(Stored records)
● ● ●
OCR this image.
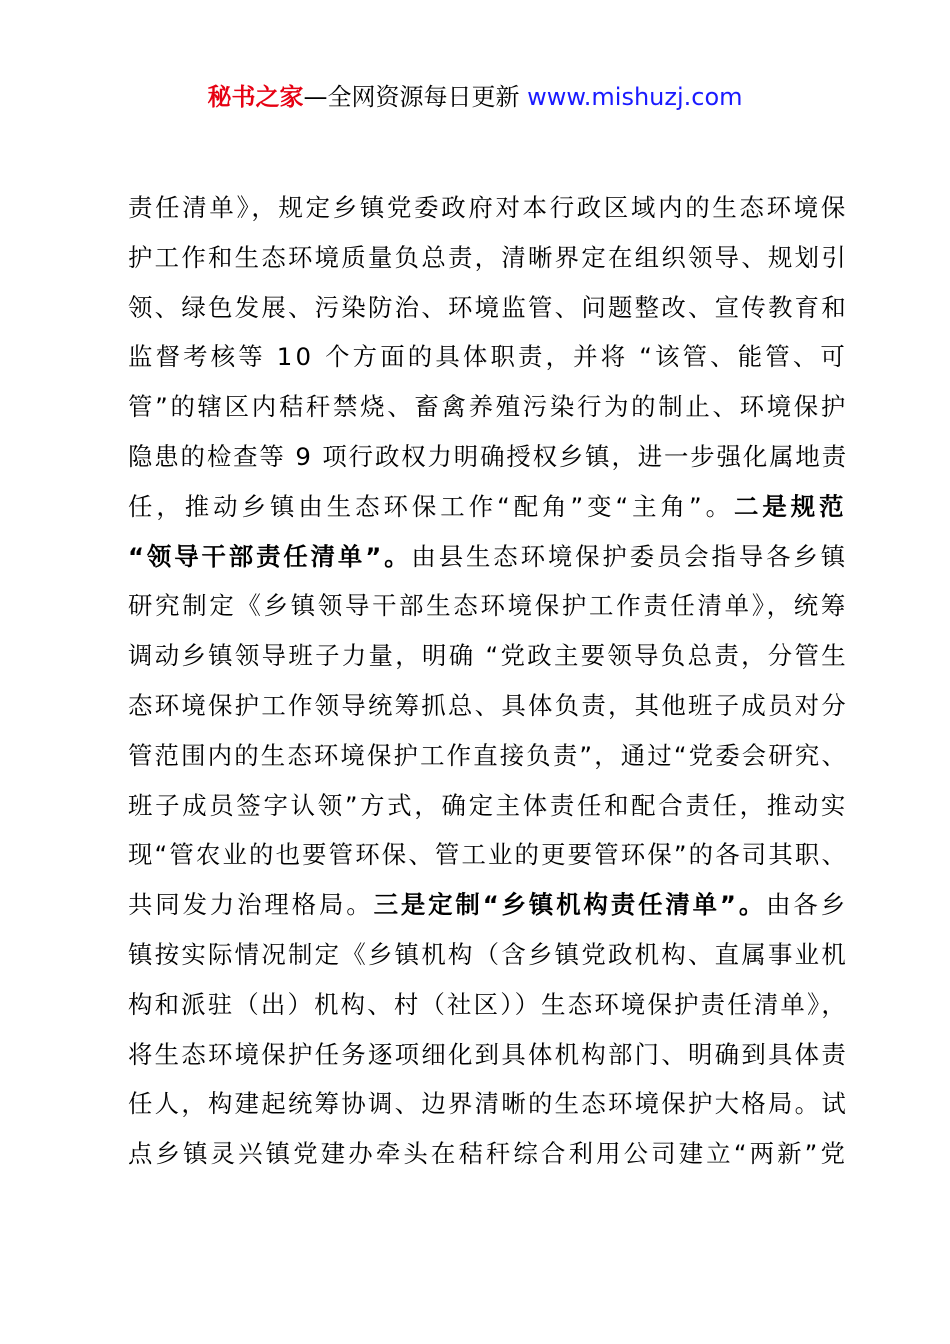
秘书之家—全网资源每日更新 www.mishuzj.com
责任清单》，规定乡镇党委政府对本行政区域内的生态环境保
护工作和生态环境质量负总责，清晰界定在组织领导、规划引
领、绿色发展、污染防治、环境监管、问题整改、宣传教育和
监督考核等 10 个方面的具体职责，并将 “该管、能管、可
管”的辖区内秸秆禁烧、畜禽养殖污染行为的制止、环境保护
隐患的检查等 9 项行政权力明确授权乡镇，进一步强化属地责
任，推动乡镇由生态环保工作“配角”变“主角”。二是规范
“领导干部责任清单”。由县生态环境保护委员会指导各乡镇
研究制定《乡镇领导干部生态环境保护工作责任清单》，统筹
调动乡镇领导班子力量，明确 “党政主要领导负总责，分管生
态环境保护工作领导统筹抓总、具体负责，其他班子成员对分
管范围内的生态环境保护工作直接负责”，通过“党委会研究、
班子成员签字认领”方式，确定主体责任和配合责任，推动实
现“管农业的也要管环保、管工业的更要管环保”的各司其职、
共同发力治理格局。三是定制“乡镇机构责任清单”。由各乡
镇按实际情况制定《乡镇机构（含乡镇党政机构、直属事业机
构和派驻（出）机构、村（社区））生态环境保护责任清单》，
将生态环境保护任务逐项细化到具体机构部门、明确到具体责
任人，构建起统筹协调、边界清晰的生态环境保护大格局。试
点乡镇灵兴镇党建办牵头在秸秆综合利用公司建立“两新”党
● ● ●
Copy the material above in full and exactly, skipping pictures.

● Answer in full
OCR this image.
秘书之家—全网资源每日更新 www.mishuzj.com
责任清单》，规定乡镇党委政府对本行政区域内的生态环境保
护工作和生态环境质量负总责，清晰界定在组织领导、规划引
领、绿色发展、污染防治、环境监管、问题整改、宣传教育和
监督考核等 10 个方面的具体职责，并将 “该管、能管、可
管”的辖区内秸秆禁烧、畜禽养殖污染行为的制止、环境保护
隐患的检查等 9 项行政权力明确授权乡镇，进一步强化属地责
任，推动乡镇由生态环保工作“配角”变“主角”。二是规范
“领导干部责任清单”。由县生态环境保护委员会指导各乡镇
研究制定《乡镇领导干部生态环境保护工作责任清单》，统筹
调动乡镇领导班子力量，明确 “党政主要领导负总责，分管生
态环境保护工作领导统筹抓总、具体负责，其他班子成员对分
管范围内的生态环境保护工作直接负责”，通过“党委会研究、
班子成员签字认领”方式，确定主体责任和配合责任，推动实
现“管农业的也要管环保、管工业的更要管环保”的各司其职、
共同发力治理格局。三是定制“乡镇机构责任清单”。由各乡
镇按实际情况制定《乡镇机构（含乡镇党政机构、直属事业机
构和派驻（出）机构、村（社区））生态环境保护责任清单》，
将生态环境保护任务逐项细化到具体机构部门、明确到具体责
任人，构建起统筹协调、边界清晰的生态环境保护大格局。试
点乡镇灵兴镇党建办牵头在秸秆综合利用公司建立“两新”党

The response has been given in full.